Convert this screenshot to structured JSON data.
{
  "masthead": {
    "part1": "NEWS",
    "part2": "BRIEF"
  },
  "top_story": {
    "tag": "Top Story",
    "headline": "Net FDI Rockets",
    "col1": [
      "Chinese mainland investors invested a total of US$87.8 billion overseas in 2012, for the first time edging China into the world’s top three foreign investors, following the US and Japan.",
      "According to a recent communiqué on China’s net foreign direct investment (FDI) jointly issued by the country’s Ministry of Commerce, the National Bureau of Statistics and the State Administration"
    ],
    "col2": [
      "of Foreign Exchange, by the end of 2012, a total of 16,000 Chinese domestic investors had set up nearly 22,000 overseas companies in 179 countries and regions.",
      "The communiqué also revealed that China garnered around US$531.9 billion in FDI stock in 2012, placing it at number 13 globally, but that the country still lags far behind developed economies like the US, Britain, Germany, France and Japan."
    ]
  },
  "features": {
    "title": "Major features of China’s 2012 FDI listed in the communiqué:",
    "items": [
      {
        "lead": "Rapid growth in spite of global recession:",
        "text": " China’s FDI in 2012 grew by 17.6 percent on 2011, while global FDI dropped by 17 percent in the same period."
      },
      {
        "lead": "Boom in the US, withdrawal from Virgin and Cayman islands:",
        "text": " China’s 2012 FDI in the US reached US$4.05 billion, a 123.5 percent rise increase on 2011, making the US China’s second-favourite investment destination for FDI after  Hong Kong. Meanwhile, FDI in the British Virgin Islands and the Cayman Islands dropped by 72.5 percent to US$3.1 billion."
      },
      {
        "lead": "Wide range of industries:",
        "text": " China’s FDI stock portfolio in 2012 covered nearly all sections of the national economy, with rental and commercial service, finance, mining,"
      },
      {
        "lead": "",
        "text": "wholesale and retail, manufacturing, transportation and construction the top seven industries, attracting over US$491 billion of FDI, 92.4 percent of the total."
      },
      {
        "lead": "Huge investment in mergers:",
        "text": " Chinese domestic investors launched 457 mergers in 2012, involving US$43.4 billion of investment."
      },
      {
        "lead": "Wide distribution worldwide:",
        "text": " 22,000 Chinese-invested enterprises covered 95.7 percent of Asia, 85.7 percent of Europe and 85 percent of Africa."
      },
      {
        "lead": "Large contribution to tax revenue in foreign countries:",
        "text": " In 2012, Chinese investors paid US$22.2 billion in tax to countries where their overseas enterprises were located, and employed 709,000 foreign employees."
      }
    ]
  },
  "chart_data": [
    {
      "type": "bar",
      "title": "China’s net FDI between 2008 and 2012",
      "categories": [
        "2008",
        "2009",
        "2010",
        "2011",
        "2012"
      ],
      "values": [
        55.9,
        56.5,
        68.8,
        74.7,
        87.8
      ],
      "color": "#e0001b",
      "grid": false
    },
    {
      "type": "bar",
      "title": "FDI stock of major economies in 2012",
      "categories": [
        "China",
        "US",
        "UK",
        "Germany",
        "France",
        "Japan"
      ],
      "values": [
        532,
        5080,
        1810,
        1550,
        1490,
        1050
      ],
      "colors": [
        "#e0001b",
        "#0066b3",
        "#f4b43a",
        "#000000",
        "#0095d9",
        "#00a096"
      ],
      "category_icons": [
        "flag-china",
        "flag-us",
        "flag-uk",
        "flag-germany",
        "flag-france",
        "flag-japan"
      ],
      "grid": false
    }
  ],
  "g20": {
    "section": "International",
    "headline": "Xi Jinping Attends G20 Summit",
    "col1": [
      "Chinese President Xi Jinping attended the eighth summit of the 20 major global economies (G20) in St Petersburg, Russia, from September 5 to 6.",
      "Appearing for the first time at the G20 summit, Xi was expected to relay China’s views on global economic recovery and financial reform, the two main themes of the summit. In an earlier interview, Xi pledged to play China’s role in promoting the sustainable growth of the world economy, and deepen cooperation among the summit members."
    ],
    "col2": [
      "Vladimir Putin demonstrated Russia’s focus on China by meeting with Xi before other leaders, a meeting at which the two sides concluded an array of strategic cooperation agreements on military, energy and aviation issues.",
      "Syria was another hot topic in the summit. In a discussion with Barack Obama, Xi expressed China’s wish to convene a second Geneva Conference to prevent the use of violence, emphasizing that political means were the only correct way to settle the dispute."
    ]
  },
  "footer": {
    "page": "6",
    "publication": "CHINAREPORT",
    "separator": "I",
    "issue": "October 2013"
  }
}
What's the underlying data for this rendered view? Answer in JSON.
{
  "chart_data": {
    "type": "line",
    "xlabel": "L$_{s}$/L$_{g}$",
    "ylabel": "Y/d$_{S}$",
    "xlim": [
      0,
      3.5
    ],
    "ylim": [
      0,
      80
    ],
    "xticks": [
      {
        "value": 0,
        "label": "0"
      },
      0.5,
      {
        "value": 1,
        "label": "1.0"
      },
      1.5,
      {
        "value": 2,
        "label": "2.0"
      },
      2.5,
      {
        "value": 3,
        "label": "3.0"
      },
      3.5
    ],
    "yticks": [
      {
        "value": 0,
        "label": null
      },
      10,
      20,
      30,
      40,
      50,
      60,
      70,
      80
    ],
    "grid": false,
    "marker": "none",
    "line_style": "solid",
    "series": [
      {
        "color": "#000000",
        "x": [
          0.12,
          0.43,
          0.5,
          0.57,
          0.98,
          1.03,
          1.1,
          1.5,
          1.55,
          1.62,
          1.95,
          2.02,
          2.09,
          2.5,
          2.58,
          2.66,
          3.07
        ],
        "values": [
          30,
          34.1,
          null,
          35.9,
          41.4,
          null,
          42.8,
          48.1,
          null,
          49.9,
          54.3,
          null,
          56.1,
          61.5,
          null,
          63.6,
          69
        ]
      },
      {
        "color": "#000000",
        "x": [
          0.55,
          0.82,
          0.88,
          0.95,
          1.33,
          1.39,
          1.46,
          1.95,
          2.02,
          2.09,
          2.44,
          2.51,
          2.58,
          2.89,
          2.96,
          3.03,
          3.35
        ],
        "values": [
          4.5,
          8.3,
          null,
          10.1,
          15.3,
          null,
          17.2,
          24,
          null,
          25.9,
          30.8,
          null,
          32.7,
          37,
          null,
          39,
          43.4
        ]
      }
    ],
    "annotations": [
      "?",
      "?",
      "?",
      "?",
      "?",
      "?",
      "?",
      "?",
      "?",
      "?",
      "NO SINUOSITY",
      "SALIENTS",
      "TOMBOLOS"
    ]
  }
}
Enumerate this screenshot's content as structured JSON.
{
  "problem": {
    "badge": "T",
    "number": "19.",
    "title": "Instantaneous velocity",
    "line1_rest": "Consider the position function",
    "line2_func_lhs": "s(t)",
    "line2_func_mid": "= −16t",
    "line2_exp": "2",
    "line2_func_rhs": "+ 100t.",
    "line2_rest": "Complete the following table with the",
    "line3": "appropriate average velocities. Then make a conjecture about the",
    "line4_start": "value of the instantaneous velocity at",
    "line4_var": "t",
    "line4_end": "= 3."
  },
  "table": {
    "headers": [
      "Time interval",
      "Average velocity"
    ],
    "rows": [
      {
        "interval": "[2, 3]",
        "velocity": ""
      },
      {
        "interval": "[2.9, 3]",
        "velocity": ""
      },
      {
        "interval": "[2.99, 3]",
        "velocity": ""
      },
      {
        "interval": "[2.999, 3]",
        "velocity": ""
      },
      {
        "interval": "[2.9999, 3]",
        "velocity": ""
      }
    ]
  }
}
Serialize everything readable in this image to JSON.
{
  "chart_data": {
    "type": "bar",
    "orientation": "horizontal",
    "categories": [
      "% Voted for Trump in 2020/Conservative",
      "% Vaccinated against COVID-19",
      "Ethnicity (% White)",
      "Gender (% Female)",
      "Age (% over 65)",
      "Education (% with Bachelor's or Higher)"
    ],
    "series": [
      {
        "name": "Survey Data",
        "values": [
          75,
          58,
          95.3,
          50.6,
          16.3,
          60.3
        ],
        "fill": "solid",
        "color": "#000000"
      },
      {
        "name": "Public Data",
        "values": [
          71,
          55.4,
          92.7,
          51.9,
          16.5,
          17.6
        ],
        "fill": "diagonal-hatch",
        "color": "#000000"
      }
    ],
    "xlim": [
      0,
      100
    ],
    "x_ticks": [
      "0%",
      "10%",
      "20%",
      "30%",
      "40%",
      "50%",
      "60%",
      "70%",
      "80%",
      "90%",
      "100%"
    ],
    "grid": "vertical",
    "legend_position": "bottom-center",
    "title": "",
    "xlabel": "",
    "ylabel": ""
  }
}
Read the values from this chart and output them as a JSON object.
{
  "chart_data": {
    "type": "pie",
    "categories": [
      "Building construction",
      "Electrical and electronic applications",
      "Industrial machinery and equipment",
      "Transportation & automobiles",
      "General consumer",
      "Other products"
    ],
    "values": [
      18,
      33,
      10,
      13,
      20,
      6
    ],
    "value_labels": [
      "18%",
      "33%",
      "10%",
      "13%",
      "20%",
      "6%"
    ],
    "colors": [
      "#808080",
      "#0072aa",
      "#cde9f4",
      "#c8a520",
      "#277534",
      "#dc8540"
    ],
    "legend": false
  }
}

========

**Aim:**
Search the data above for the string "grid" and return every line that has it.

**Finished exercise:**
      "grid": false
      "grid": false
    "grid": false,
    "grid": "vertical",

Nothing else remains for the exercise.